Copy the listing below line for line, changing nothing.

----

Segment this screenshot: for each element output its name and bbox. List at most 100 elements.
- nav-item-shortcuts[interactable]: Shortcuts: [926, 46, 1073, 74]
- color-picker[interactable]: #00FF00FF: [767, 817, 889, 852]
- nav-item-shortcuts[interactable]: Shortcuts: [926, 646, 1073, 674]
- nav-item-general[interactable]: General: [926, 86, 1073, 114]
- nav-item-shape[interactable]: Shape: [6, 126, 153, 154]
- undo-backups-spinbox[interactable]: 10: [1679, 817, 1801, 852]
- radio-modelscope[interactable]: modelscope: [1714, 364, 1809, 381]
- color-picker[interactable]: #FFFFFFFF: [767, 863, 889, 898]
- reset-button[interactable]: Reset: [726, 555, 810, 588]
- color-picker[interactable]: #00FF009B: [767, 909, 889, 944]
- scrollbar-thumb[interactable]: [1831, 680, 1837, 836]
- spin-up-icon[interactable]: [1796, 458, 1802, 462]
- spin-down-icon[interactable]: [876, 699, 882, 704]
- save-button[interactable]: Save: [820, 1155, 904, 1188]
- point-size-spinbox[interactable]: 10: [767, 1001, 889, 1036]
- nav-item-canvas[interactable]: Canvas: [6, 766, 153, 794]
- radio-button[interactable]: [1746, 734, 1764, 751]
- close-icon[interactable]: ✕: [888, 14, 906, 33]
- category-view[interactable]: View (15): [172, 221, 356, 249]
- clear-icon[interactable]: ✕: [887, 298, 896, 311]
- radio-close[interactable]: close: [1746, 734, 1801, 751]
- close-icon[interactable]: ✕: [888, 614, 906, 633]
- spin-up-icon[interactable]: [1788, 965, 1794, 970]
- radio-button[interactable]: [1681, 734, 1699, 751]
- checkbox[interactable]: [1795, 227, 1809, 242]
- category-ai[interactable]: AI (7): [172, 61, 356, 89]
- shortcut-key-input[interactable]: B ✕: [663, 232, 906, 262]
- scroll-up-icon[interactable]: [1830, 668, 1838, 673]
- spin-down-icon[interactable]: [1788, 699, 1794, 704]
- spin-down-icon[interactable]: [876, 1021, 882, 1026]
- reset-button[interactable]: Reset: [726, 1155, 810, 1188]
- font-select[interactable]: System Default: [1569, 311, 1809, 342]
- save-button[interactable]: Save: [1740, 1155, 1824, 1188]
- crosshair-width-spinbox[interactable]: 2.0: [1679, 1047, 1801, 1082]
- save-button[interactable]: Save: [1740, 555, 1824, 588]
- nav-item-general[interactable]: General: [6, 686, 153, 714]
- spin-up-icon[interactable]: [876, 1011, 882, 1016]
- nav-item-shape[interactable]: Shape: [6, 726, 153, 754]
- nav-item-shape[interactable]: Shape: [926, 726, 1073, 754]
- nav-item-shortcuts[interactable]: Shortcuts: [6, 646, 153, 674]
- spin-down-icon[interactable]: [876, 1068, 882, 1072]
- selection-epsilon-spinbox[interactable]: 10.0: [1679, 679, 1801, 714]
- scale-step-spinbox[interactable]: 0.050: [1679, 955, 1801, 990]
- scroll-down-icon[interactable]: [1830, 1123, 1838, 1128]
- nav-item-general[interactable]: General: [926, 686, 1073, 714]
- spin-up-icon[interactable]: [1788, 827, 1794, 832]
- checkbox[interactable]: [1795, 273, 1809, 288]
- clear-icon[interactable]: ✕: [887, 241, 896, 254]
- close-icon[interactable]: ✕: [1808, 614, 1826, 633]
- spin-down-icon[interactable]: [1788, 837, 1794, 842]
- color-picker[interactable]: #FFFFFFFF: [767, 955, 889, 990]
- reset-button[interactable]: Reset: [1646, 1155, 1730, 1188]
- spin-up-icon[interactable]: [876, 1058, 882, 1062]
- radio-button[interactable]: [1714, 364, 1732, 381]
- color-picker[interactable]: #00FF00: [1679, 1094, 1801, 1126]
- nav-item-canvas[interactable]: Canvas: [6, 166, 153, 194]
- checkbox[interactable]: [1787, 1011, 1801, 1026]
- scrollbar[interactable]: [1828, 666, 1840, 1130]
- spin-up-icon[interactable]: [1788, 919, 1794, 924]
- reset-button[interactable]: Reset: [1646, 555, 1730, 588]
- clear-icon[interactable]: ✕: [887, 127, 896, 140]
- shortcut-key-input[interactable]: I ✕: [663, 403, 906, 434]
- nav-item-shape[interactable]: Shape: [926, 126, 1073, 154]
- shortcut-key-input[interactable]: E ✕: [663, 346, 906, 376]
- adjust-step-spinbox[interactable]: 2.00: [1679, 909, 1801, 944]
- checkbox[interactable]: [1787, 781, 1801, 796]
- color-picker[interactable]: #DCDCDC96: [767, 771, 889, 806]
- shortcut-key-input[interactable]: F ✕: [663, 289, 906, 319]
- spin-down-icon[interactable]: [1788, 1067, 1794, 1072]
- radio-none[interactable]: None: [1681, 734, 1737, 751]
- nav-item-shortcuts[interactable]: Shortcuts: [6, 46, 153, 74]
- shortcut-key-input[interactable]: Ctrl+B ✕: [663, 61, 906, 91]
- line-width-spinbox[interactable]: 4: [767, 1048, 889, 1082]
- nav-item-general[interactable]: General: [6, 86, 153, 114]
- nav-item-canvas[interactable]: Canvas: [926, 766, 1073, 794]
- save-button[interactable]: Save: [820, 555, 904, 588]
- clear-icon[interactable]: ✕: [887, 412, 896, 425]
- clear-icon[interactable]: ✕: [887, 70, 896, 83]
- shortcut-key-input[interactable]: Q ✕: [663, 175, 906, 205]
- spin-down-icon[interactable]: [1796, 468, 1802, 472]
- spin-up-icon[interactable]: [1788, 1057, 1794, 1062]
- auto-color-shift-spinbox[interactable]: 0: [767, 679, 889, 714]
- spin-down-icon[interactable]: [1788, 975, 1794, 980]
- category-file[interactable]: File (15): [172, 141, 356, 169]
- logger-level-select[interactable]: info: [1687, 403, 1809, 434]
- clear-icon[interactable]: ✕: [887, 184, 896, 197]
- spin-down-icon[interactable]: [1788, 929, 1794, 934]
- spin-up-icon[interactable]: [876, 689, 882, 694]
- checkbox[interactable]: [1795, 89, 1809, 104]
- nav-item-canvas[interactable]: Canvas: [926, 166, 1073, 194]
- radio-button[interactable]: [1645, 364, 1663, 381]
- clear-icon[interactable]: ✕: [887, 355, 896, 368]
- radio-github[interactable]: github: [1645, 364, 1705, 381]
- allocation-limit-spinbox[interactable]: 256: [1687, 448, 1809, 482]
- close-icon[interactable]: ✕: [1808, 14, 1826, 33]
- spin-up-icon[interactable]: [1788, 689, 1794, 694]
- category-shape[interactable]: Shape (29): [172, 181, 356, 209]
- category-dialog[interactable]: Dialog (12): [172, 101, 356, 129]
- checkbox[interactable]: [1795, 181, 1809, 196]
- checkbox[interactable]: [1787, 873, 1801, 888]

----

▶ Worked answer:
Segment this screenshot: for each element output its name and bbox. List at most 100 elements.
- nav-item-shortcuts[interactable]: Shortcuts: [926, 46, 1073, 74]
- color-picker[interactable]: #00FF00FF: [767, 817, 889, 852]
- nav-item-shortcuts[interactable]: Shortcuts: [926, 646, 1073, 674]
- nav-item-general[interactable]: General: [926, 86, 1073, 114]
- nav-item-shape[interactable]: Shape: [6, 126, 153, 154]
- undo-backups-spinbox[interactable]: 10: [1679, 817, 1801, 852]
- radio-modelscope[interactable]: modelscope: [1714, 364, 1809, 381]
- color-picker[interactable]: #FFFFFFFF: [767, 863, 889, 898]
- reset-button[interactable]: Reset: [726, 555, 810, 588]
- color-picker[interactable]: #00FF009B: [767, 909, 889, 944]
- scrollbar-thumb[interactable]: [1831, 680, 1837, 836]
- spin-up-icon[interactable]: [1796, 458, 1802, 462]
- spin-down-icon[interactable]: [876, 699, 882, 704]
- save-button[interactable]: Save: [820, 1155, 904, 1188]
- point-size-spinbox[interactable]: 10: [767, 1001, 889, 1036]
- nav-item-canvas[interactable]: Canvas: [6, 766, 153, 794]
- radio-button[interactable]: [1746, 734, 1764, 751]
- close-icon[interactable]: ✕: [888, 14, 906, 33]
- category-view[interactable]: View (15): [172, 221, 356, 249]
- clear-icon[interactable]: ✕: [887, 298, 896, 311]
- radio-close[interactable]: close: [1746, 734, 1801, 751]
- close-icon[interactable]: ✕: [888, 614, 906, 633]
- spin-up-icon[interactable]: [1788, 965, 1794, 970]
- radio-button[interactable]: [1681, 734, 1699, 751]
- checkbox[interactable]: [1795, 227, 1809, 242]
- category-ai[interactable]: AI (7): [172, 61, 356, 89]
- shortcut-key-input[interactable]: B ✕: [663, 232, 906, 262]
- scroll-up-icon[interactable]: [1830, 668, 1838, 673]
- spin-down-icon[interactable]: [1788, 699, 1794, 704]
- spin-down-icon[interactable]: [876, 1021, 882, 1026]
- reset-button[interactable]: Reset: [726, 1155, 810, 1188]
- font-select[interactable]: System Default: [1569, 311, 1809, 342]
- save-button[interactable]: Save: [1740, 1155, 1824, 1188]
- crosshair-width-spinbox[interactable]: 2.0: [1679, 1047, 1801, 1082]
- save-button[interactable]: Save: [1740, 555, 1824, 588]
- nav-item-general[interactable]: General: [6, 686, 153, 714]
- spin-up-icon[interactable]: [876, 1011, 882, 1016]
- nav-item-shape[interactable]: Shape: [6, 726, 153, 754]
- nav-item-shape[interactable]: Shape: [926, 726, 1073, 754]
- nav-item-shortcuts[interactable]: Shortcuts: [6, 646, 153, 674]
- spin-down-icon[interactable]: [876, 1068, 882, 1072]
- selection-epsilon-spinbox[interactable]: 10.0: [1679, 679, 1801, 714]
- scale-step-spinbox[interactable]: 0.050: [1679, 955, 1801, 990]
- scroll-down-icon[interactable]: [1830, 1123, 1838, 1128]
- nav-item-general[interactable]: General: [926, 686, 1073, 714]
- spin-up-icon[interactable]: [1788, 827, 1794, 832]
- checkbox[interactable]: [1795, 273, 1809, 288]
- clear-icon[interactable]: ✕: [887, 241, 896, 254]
- close-icon[interactable]: ✕: [1808, 614, 1826, 633]
- spin-down-icon[interactable]: [1788, 837, 1794, 842]
- color-picker[interactable]: #FFFFFFFF: [767, 955, 889, 990]
- reset-button[interactable]: Reset: [1646, 1155, 1730, 1188]
- spin-up-icon[interactable]: [876, 1058, 882, 1062]
- radio-button[interactable]: [1714, 364, 1732, 381]
- color-picker[interactable]: #00FF00: [1679, 1094, 1801, 1126]
- nav-item-canvas[interactable]: Canvas: [6, 166, 153, 194]
- checkbox[interactable]: [1787, 1011, 1801, 1026]
- scrollbar[interactable]: [1828, 666, 1840, 1130]
- spin-up-icon[interactable]: [1788, 919, 1794, 924]
- reset-button[interactable]: Reset: [1646, 555, 1730, 588]
- clear-icon[interactable]: ✕: [887, 127, 896, 140]
- shortcut-key-input[interactable]: I ✕: [663, 403, 906, 434]
- nav-item-shape[interactable]: Shape: [926, 126, 1073, 154]
- shortcut-key-input[interactable]: E ✕: [663, 346, 906, 376]
- adjust-step-spinbox[interactable]: 2.00: [1679, 909, 1801, 944]
- checkbox[interactable]: [1787, 781, 1801, 796]
- color-picker[interactable]: #DCDCDC96: [767, 771, 889, 806]
- shortcut-key-input[interactable]: F ✕: [663, 289, 906, 319]
- spin-down-icon[interactable]: [1788, 1067, 1794, 1072]
- radio-none[interactable]: None: [1681, 734, 1737, 751]
- nav-item-shortcuts[interactable]: Shortcuts: [6, 46, 153, 74]
- shortcut-key-input[interactable]: Ctrl+B ✕: [663, 61, 906, 91]
- line-width-spinbox[interactable]: 4: [767, 1048, 889, 1082]
- nav-item-general[interactable]: General: [6, 86, 153, 114]
- nav-item-canvas[interactable]: Canvas: [926, 766, 1073, 794]
- save-button[interactable]: Save: [820, 555, 904, 588]
- clear-icon[interactable]: ✕: [887, 412, 896, 425]
- clear-icon[interactable]: ✕: [887, 70, 896, 83]
- shortcut-key-input[interactable]: Q ✕: [663, 175, 906, 205]
- spin-down-icon[interactable]: [1796, 468, 1802, 472]
- spin-up-icon[interactable]: [1788, 1057, 1794, 1062]
- auto-color-shift-spinbox[interactable]: 0: [767, 679, 889, 714]
- spin-down-icon[interactable]: [1788, 975, 1794, 980]
- category-file[interactable]: File (15): [172, 141, 356, 169]
- logger-level-select[interactable]: info: [1687, 403, 1809, 434]
- clear-icon[interactable]: ✕: [887, 184, 896, 197]
- spin-down-icon[interactable]: [1788, 929, 1794, 934]
- spin-up-icon[interactable]: [876, 689, 882, 694]
- checkbox[interactable]: [1795, 89, 1809, 104]
- nav-item-canvas[interactable]: Canvas: [926, 166, 1073, 194]
- radio-button[interactable]: [1645, 364, 1663, 381]
- clear-icon[interactable]: ✕: [887, 355, 896, 368]
- radio-github[interactable]: github: [1645, 364, 1705, 381]
- allocation-limit-spinbox[interactable]: 256: [1687, 448, 1809, 482]
- close-icon[interactable]: ✕: [1808, 14, 1826, 33]
- spin-up-icon[interactable]: [1788, 689, 1794, 694]
- category-shape[interactable]: Shape (29): [172, 181, 356, 209]
- category-dialog[interactable]: Dialog (12): [172, 101, 356, 129]
- checkbox[interactable]: [1795, 181, 1809, 196]
- checkbox[interactable]: [1787, 873, 1801, 888]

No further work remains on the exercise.